# TASK DETAILS:
Extract every line of the material below and reproduce it faithfully.
***** DATA SHOWN *****
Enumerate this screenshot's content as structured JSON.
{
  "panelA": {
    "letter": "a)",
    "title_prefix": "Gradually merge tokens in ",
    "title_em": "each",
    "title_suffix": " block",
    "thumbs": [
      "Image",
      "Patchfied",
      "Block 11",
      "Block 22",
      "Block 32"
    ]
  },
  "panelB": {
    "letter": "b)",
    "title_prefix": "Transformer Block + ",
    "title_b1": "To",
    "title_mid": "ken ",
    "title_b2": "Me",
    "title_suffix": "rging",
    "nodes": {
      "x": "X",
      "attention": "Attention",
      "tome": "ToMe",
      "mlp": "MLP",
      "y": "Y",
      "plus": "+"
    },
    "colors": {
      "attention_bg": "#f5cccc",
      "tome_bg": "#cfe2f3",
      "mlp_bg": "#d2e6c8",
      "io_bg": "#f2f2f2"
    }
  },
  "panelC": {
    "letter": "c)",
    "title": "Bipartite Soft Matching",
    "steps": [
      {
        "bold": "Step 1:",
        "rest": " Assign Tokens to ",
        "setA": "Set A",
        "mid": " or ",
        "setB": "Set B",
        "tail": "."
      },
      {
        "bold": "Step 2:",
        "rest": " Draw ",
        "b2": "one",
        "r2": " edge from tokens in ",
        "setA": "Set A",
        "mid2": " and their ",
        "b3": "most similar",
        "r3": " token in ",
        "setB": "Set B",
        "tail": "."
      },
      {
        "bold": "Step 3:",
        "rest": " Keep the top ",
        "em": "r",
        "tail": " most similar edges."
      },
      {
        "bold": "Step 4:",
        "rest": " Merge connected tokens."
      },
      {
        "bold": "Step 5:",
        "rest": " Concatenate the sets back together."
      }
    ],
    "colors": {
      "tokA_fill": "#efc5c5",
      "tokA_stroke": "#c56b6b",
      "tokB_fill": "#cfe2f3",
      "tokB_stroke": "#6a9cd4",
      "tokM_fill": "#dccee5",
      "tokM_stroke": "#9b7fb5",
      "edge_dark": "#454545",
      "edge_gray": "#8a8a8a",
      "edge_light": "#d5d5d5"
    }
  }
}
*****
# WORKED SOLUTION:
Enumerate this screenshot's content as structured JSON.
{
  "panelA": {
    "letter": "a)",
    "title_prefix": "Gradually merge tokens in ",
    "title_em": "each",
    "title_suffix": " block",
    "thumbs": [
      "Image",
      "Patchfied",
      "Block 11",
      "Block 22",
      "Block 32"
    ]
  },
  "panelB": {
    "letter": "b)",
    "title_prefix": "Transformer Block + ",
    "title_b1": "To",
    "title_mid": "ken ",
    "title_b2": "Me",
    "title_suffix": "rging",
    "nodes": {
      "x": "X",
      "attention": "Attention",
      "tome": "ToMe",
      "mlp": "MLP",
      "y": "Y",
      "plus": "+"
    },
    "colors": {
      "attention_bg": "#f5cccc",
      "tome_bg": "#cfe2f3",
      "mlp_bg": "#d2e6c8",
      "io_bg": "#f2f2f2"
    }
  },
  "panelC": {
    "letter": "c)",
    "title": "Bipartite Soft Matching",
    "steps": [
      {
        "bold": "Step 1:",
        "rest": " Assign Tokens to ",
        "setA": "Set A",
        "mid": " or ",
        "setB": "Set B",
        "tail": "."
      },
      {
        "bold": "Step 2:",
        "rest": " Draw ",
        "b2": "one",
        "r2": " edge from tokens in ",
        "setA": "Set A",
        "mid2": " and their ",
        "b3": "most similar",
        "r3": " token in ",
        "setB": "Set B",
        "tail": "."
      },
      {
        "bold": "Step 3:",
        "rest": " Keep the top ",
        "em": "r",
        "tail": " most similar edges."
      },
      {
        "bold": "Step 4:",
        "rest": " Merge connected tokens."
      },
      {
        "bold": "Step 5:",
        "rest": " Concatenate the sets back together."
      }
    ],
    "colors": {
      "tokA_fill": "#efc5c5",
      "tokA_stroke": "#c56b6b",
      "tokB_fill": "#cfe2f3",
      "tokB_stroke": "#6a9cd4",
      "tokM_fill": "#dccee5",
      "tokM_stroke": "#9b7fb5",
      "edge_dark": "#454545",
      "edge_gray": "#8a8a8a",
      "edge_light": "#d5d5d5"
    }
  }
}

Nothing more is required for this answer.